══ DATA IN THIS EXERCISE ══
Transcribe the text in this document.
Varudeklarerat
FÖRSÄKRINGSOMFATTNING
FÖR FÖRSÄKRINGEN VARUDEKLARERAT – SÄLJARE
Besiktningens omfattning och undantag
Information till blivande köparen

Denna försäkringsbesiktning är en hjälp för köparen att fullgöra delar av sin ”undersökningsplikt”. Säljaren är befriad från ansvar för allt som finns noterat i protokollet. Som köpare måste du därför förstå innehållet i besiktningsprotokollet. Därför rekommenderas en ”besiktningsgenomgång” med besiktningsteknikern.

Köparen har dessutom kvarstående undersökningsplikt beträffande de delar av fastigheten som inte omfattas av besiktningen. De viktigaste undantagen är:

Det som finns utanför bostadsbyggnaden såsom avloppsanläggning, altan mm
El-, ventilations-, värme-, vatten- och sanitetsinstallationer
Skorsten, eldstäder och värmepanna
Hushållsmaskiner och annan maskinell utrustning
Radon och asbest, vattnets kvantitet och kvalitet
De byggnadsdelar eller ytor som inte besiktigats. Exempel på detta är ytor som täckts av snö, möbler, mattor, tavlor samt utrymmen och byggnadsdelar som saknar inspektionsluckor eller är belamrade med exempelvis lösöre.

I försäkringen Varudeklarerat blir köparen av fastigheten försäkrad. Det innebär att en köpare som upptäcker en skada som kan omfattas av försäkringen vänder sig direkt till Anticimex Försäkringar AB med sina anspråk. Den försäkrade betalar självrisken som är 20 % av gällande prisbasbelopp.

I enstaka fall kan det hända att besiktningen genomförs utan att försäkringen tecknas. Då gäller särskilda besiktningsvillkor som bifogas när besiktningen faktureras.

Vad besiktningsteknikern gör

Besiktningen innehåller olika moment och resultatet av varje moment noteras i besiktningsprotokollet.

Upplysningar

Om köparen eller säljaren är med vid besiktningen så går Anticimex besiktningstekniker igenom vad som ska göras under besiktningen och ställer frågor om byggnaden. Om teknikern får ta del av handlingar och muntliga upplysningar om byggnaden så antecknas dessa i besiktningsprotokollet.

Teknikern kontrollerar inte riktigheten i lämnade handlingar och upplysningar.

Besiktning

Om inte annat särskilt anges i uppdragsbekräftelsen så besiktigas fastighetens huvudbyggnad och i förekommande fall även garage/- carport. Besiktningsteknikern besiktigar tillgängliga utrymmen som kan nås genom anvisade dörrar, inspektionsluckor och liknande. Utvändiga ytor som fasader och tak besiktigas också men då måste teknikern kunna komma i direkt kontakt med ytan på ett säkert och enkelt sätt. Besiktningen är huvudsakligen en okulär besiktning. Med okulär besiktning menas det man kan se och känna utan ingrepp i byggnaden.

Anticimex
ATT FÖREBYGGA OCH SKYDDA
═══
Each line of the data needs to be repeated exactly.

ANSWER TO THIS EXERCISE:
Transcribe the text in this document.
Varudeklarerat
FÖRSÄKRINGSOMFATTNING
FÖR FÖRSÄKRINGEN VARUDEKLARERAT – SÄLJARE
Besiktningens omfattning och undantag
Information till blivande köparen

Denna försäkringsbesiktning är en hjälp för köparen att fullgöra delar av sin ”undersökningsplikt”. Säljaren är befriad från ansvar för allt som finns noterat i protokollet. Som köpare måste du därför förstå innehållet i besiktningsprotokollet. Därför rekommenderas en ”besiktningsgenomgång” med besiktningsteknikern.

Köparen har dessutom kvarstående undersökningsplikt beträffande de delar av fastigheten som inte omfattas av besiktningen. De viktigaste undantagen är:

Det som finns utanför bostadsbyggnaden såsom avloppsanläggning, altan mm
El-, ventilations-, värme-, vatten- och sanitetsinstallationer
Skorsten, eldstäder och värmepanna
Hushållsmaskiner och annan maskinell utrustning
Radon och asbest, vattnets kvantitet och kvalitet
De byggnadsdelar eller ytor som inte besiktigats. Exempel på detta är ytor som täckts av snö, möbler, mattor, tavlor samt utrymmen och byggnadsdelar som saknar inspektionsluckor eller är belamrade med exempelvis lösöre.

I försäkringen Varudeklarerat blir köparen av fastigheten försäkrad. Det innebär att en köpare som upptäcker en skada som kan omfattas av försäkringen vänder sig direkt till Anticimex Försäkringar AB med sina anspråk. Den försäkrade betalar självrisken som är 20 % av gällande prisbasbelopp.

I enstaka fall kan det hända att besiktningen genomförs utan att försäkringen tecknas. Då gäller särskilda besiktningsvillkor som bifogas när besiktningen faktureras.

Vad besiktningsteknikern gör

Besiktningen innehåller olika moment och resultatet av varje moment noteras i besiktningsprotokollet.

Upplysningar

Om köparen eller säljaren är med vid besiktningen så går Anticimex besiktningstekniker igenom vad som ska göras under besiktningen och ställer frågor om byggnaden. Om teknikern får ta del av handlingar och muntliga upplysningar om byggnaden så antecknas dessa i besiktningsprotokollet.

Teknikern kontrollerar inte riktigheten i lämnade handlingar och upplysningar.

Besiktning

Om inte annat särskilt anges i uppdragsbekräftelsen så besiktigas fastighetens huvudbyggnad och i förekommande fall även garage/- carport. Besiktningsteknikern besiktigar tillgängliga utrymmen som kan nås genom anvisade dörrar, inspektionsluckor och liknande. Utvändiga ytor som fasader och tak besiktigas också men då måste teknikern kunna komma i direkt kontakt med ytan på ett säkert och enkelt sätt. Besiktningen är huvudsakligen en okulär besiktning. Med okulär besiktning menas det man kan se och känna utan ingrepp i byggnaden.

Anticimex
ATT FÖREBYGGA OCH SKYDDA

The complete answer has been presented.